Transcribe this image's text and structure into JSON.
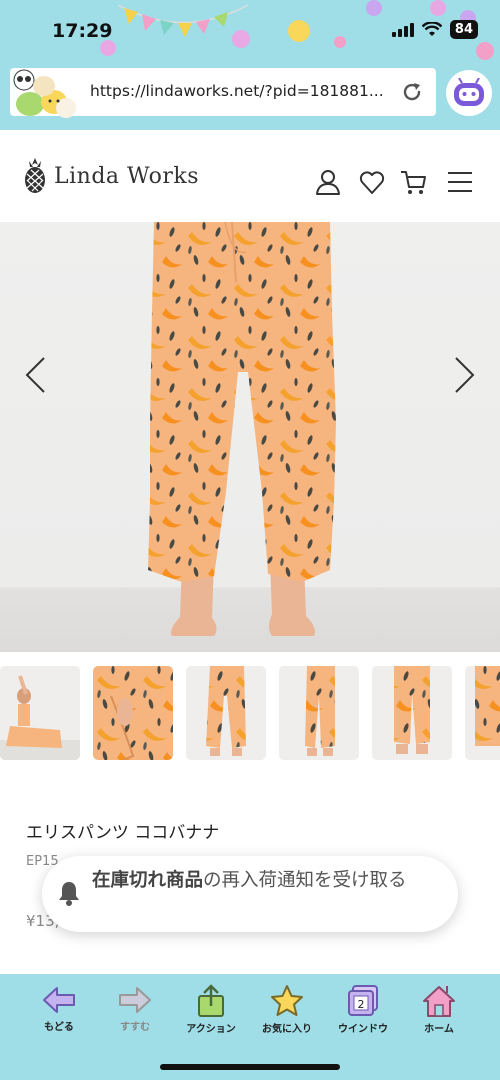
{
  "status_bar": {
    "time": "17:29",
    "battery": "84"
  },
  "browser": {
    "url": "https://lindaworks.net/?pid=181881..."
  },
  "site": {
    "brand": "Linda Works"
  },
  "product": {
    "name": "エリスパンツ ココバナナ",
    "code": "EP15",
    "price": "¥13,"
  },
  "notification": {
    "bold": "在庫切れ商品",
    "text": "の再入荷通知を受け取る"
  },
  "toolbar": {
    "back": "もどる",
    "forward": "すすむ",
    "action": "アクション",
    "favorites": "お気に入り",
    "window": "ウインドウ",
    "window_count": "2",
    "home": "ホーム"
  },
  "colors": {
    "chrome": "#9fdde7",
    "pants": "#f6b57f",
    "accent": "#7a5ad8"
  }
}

────────────────

▸ Stated problem
Set down the lines of the records above exactly, apart from the pictures.

▸ Final result
Transcribe this image's text and structure into JSON.
{
  "status_bar": {
    "time": "17:29",
    "battery": "84"
  },
  "browser": {
    "url": "https://lindaworks.net/?pid=181881..."
  },
  "site": {
    "brand": "Linda Works"
  },
  "product": {
    "name": "エリスパンツ ココバナナ",
    "code": "EP15",
    "price": "¥13,"
  },
  "notification": {
    "bold": "在庫切れ商品",
    "text": "の再入荷通知を受け取る"
  },
  "toolbar": {
    "back": "もどる",
    "forward": "すすむ",
    "action": "アクション",
    "favorites": "お気に入り",
    "window": "ウインドウ",
    "window_count": "2",
    "home": "ホーム"
  },
  "colors": {
    "chrome": "#9fdde7",
    "pants": "#f6b57f",
    "accent": "#7a5ad8"
  }
}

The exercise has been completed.